**Objective**. Provide nothing beyond the count of lines that include the string "slope".

+ + + +

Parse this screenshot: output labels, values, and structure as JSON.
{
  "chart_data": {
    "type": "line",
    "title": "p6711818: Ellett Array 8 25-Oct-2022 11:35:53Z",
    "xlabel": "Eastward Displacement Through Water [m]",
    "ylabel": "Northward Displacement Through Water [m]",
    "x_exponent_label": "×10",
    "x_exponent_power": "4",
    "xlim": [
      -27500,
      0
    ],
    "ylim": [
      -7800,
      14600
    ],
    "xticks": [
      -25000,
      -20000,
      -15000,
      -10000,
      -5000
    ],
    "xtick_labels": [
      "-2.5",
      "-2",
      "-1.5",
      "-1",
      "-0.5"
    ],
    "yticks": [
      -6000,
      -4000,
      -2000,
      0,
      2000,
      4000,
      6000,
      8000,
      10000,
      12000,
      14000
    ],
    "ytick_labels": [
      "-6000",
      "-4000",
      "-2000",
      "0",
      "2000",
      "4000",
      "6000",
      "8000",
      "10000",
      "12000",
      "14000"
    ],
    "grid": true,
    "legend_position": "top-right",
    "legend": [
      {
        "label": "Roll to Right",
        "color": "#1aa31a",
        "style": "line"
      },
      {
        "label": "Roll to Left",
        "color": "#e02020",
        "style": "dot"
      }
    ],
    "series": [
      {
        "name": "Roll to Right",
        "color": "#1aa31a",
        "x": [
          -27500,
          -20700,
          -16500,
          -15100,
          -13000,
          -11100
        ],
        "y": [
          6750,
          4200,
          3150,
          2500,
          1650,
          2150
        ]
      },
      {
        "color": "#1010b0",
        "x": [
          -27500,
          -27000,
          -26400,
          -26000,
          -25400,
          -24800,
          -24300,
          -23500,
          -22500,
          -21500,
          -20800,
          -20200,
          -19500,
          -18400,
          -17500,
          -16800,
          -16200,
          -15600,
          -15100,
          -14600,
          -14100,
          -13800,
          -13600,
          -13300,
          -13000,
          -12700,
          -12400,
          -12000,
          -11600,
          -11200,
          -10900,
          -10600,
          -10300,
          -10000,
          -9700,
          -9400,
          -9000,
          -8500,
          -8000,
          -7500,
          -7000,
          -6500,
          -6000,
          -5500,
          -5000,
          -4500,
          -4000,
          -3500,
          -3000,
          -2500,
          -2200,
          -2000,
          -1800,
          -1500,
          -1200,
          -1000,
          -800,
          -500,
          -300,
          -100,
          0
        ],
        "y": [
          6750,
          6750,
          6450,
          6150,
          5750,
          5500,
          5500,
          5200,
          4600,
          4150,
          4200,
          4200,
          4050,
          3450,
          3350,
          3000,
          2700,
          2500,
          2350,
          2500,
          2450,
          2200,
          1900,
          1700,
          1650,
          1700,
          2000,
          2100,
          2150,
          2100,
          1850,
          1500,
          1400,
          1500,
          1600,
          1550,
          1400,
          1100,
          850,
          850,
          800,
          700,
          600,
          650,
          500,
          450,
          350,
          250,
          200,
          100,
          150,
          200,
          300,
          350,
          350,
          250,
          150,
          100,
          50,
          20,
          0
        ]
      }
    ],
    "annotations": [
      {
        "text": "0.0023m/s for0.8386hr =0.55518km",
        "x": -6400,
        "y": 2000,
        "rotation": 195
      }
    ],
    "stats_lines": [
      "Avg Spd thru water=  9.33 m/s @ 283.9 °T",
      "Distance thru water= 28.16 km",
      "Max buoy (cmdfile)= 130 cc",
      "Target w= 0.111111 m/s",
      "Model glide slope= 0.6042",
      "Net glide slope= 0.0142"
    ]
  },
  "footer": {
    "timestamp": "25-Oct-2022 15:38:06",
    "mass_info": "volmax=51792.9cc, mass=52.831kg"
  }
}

+ + + +

**Result below**. 2